> **DIRECTIONS FOR THIS TASK**
Restate all the material verbatim, except for the pictures.

> **STORED DATA**
◇ ◇ ◇ ◇
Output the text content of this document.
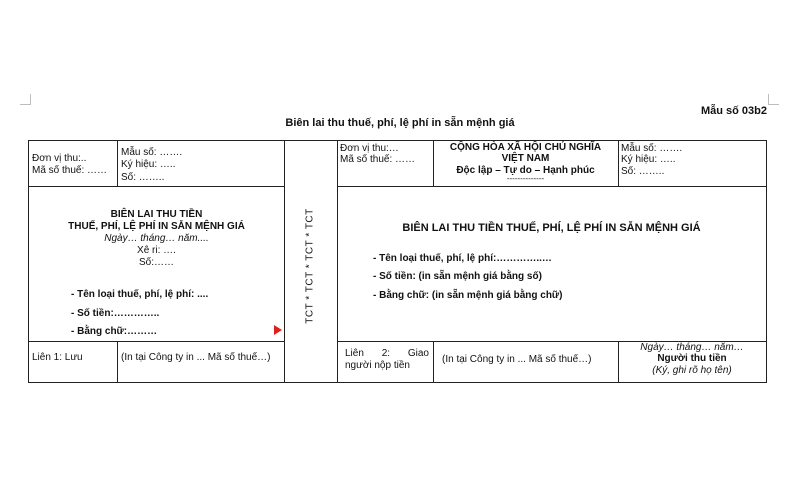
Mẫu số 03b2
Biên lai thu thuế, phí, lệ phí in sẵn mệnh giá
Đơn vị thu:..
Mã số thuế: ……
Mẫu số: …….
Ký hiệu: …..
Số: ……..
BIÊN LAI THU TIỀN
THUẾ, PHÍ, LỆ PHÍ IN SẴN MỆNH GIÁ
Ngày… tháng… năm....
Xê ri: ….
Số:……
- Tên loại thuế, phí, lệ phí: ....
- Số tiền:…………..
- Bằng chữ:………
Liên 1: Lưu	(In tại Công ty in ... Mã số thuế…)
TCT * TCT * TCT * TCT
Đơn vị thu:…
Mã số thuế: ……
CỘNG HÒA XÃ HỘI CHỦ NGHĨA
VIỆT NAM
Độc lập – Tự do – Hạnh phúc
--------------
Mẫu số: …….
Ký hiệu: …..
Số: ……..
BIÊN LAI THU TIỀN THUẾ, PHÍ, LỆ PHÍ IN SẴN MỆNH GIÁ
- Tên loại thuế, phí, lệ phí:…………..…
- Số tiền: (in sẵn mệnh giá bằng số)
- Bằng chữ: (in sẵn mệnh giá bằng chữ)
Liên 2: Giao
người nộp tiền
(In tại Công ty in ... Mã số thuế…)
Ngày… tháng… năm…
Người thu tiền
(Ký, ghi rõ họ tên)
◇ ◇ ◇ ◇
> **REPLY TO THE TASK**
Output the text content of this document.
Mẫu số 03b2
Biên lai thu thuế, phí, lệ phí in sẵn mệnh giá
Đơn vị thu:..
Mã số thuế: ……
Mẫu số: …….
Ký hiệu: …..
Số: ……..
BIÊN LAI THU TIỀN
THUẾ, PHÍ, LỆ PHÍ IN SẴN MỆNH GIÁ
Ngày… tháng… năm....
Xê ri: ….
Số:……
- Tên loại thuế, phí, lệ phí: ....
- Số tiền:…………..
- Bằng chữ:………
Liên 1: Lưu	(In tại Công ty in ... Mã số thuế…)
TCT * TCT * TCT * TCT
Đơn vị thu:…
Mã số thuế: ……
CỘNG HÒA XÃ HỘI CHỦ NGHĨA
VIỆT NAM
Độc lập – Tự do – Hạnh phúc
--------------
Mẫu số: …….
Ký hiệu: …..
Số: ……..
BIÊN LAI THU TIỀN THUẾ, PHÍ, LỆ PHÍ IN SẴN MỆNH GIÁ
- Tên loại thuế, phí, lệ phí:…………..…
- Số tiền: (in sẵn mệnh giá bằng số)
- Bằng chữ: (in sẵn mệnh giá bằng chữ)
Liên 2: Giao
người nộp tiền
(In tại Công ty in ... Mã số thuế…)
Ngày… tháng… năm…
Người thu tiền
(Ký, ghi rõ họ tên)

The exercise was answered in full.